◆ **To be done**
Repeat the lines that follow, leaving nothing out.

[Recorded data]
-- Start --

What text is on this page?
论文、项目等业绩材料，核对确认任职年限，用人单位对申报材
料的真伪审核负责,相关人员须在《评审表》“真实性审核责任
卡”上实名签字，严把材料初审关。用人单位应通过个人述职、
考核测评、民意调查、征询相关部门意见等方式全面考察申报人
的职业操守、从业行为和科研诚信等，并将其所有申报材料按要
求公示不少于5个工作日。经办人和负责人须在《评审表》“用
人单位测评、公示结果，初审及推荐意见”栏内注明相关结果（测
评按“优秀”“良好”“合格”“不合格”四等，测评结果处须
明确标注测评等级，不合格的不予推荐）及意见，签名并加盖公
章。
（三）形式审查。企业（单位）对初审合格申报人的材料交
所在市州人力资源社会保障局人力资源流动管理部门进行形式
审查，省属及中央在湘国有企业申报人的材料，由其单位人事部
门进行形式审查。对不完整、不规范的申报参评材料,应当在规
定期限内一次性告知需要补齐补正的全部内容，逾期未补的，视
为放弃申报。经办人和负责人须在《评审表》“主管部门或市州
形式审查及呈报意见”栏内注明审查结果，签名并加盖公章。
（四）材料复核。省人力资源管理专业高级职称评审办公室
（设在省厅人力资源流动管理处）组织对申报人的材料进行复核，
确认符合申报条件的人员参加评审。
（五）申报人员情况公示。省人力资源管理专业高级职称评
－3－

-- End --

◆ **Response to the task**
What text is on this page?
论文、项目等业绩材料，核对确认任职年限，用人单位对申报材
料的真伪审核负责,相关人员须在《评审表》“真实性审核责任
卡”上实名签字，严把材料初审关。用人单位应通过个人述职、
考核测评、民意调查、征询相关部门意见等方式全面考察申报人
的职业操守、从业行为和科研诚信等，并将其所有申报材料按要
求公示不少于5个工作日。经办人和负责人须在《评审表》“用
人单位测评、公示结果，初审及推荐意见”栏内注明相关结果（测
评按“优秀”“良好”“合格”“不合格”四等，测评结果处须
明确标注测评等级，不合格的不予推荐）及意见，签名并加盖公
章。
（三）形式审查。企业（单位）对初审合格申报人的材料交
所在市州人力资源社会保障局人力资源流动管理部门进行形式
审查，省属及中央在湘国有企业申报人的材料，由其单位人事部
门进行形式审查。对不完整、不规范的申报参评材料,应当在规
定期限内一次性告知需要补齐补正的全部内容，逾期未补的，视
为放弃申报。经办人和负责人须在《评审表》“主管部门或市州
形式审查及呈报意见”栏内注明审查结果，签名并加盖公章。
（四）材料复核。省人力资源管理专业高级职称评审办公室
（设在省厅人力资源流动管理处）组织对申报人的材料进行复核，
确认符合申报条件的人员参加评审。
（五）申报人员情况公示。省人力资源管理专业高级职称评
－3－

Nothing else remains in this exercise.